WHAT TO PRODUCE: Below is a listing. Gather each line of it that contains "gift".

STORED RECORDS:
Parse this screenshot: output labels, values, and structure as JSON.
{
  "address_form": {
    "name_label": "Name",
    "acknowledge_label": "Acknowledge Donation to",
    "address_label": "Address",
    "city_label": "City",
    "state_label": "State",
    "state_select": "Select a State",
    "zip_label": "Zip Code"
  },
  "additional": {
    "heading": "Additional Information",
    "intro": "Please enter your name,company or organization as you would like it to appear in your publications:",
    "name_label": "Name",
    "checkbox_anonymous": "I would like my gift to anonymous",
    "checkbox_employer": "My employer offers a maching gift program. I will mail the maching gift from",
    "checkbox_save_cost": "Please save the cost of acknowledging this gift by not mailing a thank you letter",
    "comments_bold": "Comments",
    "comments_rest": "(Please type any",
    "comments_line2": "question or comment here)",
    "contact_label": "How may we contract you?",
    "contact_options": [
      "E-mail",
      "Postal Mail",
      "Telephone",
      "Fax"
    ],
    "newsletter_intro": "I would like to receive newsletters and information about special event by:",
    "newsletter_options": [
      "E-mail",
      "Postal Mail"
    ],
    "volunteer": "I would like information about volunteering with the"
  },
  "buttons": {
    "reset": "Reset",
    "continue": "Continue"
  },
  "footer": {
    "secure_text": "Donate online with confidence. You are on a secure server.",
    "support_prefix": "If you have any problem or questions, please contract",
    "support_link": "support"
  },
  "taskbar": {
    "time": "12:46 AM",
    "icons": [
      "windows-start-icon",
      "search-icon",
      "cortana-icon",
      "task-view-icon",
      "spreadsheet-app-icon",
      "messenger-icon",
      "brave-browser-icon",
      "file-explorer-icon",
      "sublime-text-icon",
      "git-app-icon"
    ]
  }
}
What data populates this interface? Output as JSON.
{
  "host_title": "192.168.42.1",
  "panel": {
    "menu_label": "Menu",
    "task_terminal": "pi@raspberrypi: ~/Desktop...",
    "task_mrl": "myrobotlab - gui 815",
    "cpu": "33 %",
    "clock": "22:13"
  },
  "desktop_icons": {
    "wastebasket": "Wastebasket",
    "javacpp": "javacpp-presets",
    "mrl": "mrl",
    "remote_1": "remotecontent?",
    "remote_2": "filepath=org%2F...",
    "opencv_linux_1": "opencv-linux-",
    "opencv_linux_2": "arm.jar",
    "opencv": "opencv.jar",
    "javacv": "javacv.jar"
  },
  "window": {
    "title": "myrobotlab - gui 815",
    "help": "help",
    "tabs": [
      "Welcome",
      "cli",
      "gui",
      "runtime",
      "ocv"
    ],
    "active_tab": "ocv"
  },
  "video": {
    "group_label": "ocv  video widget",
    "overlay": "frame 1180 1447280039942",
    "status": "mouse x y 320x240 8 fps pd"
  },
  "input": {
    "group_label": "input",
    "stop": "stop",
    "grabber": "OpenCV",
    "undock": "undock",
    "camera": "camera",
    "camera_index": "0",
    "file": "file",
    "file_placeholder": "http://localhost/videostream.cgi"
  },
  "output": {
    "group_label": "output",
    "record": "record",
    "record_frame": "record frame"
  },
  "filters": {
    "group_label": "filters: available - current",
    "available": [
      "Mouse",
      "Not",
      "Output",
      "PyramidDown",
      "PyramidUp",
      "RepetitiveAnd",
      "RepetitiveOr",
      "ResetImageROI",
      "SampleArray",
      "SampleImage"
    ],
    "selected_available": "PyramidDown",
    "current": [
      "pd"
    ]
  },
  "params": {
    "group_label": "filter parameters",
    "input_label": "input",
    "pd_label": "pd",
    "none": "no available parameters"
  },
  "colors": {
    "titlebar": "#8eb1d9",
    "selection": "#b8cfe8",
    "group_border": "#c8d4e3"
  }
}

RESULT OF THIS EXERCISE:
    "checkbox_anonymous": "I would like my gift to anonymous",
    "checkbox_employer": "My employer offers a maching gift program. I will mail the maching gift from",
    "checkbox_save_cost": "Please save the cost of acknowledging this gift by not mailing a thank you letter",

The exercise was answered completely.